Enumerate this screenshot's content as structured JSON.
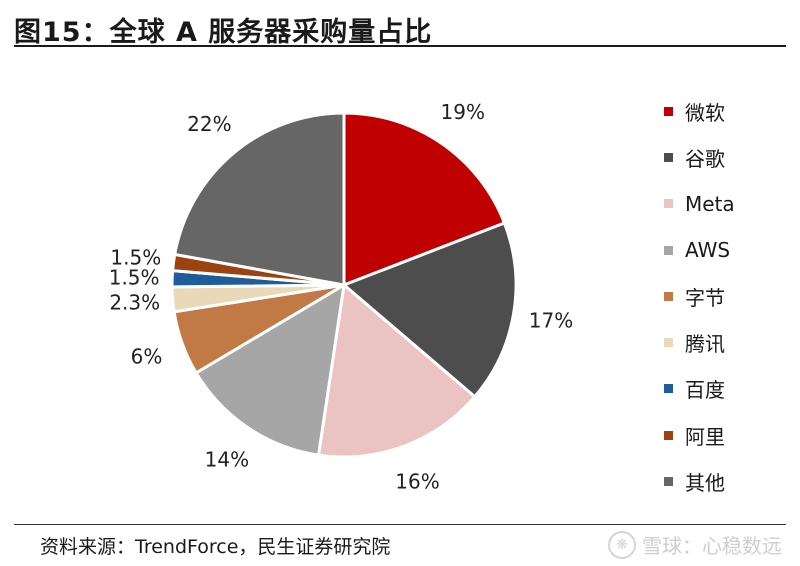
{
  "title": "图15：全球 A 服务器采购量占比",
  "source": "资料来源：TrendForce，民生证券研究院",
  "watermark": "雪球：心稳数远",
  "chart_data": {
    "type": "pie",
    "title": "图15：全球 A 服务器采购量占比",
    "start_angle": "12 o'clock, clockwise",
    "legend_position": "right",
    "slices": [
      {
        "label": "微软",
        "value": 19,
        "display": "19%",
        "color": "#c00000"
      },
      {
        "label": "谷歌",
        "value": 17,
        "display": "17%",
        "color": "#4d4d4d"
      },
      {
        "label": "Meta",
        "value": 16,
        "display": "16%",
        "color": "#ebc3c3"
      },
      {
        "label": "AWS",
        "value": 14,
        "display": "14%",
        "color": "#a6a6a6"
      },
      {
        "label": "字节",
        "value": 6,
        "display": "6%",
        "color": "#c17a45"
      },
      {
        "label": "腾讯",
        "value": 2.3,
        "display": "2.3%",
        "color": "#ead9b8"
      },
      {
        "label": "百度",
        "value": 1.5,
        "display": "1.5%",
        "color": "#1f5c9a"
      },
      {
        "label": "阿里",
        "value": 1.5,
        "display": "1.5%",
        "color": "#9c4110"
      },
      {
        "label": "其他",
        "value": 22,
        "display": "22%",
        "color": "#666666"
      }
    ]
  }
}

···

Using the listing above, return all lines where the word "title" occurs.

  "title": "图15：全球 A 服务器采购量占比",
    "title": "图15：全球 A 服务器采购量占比",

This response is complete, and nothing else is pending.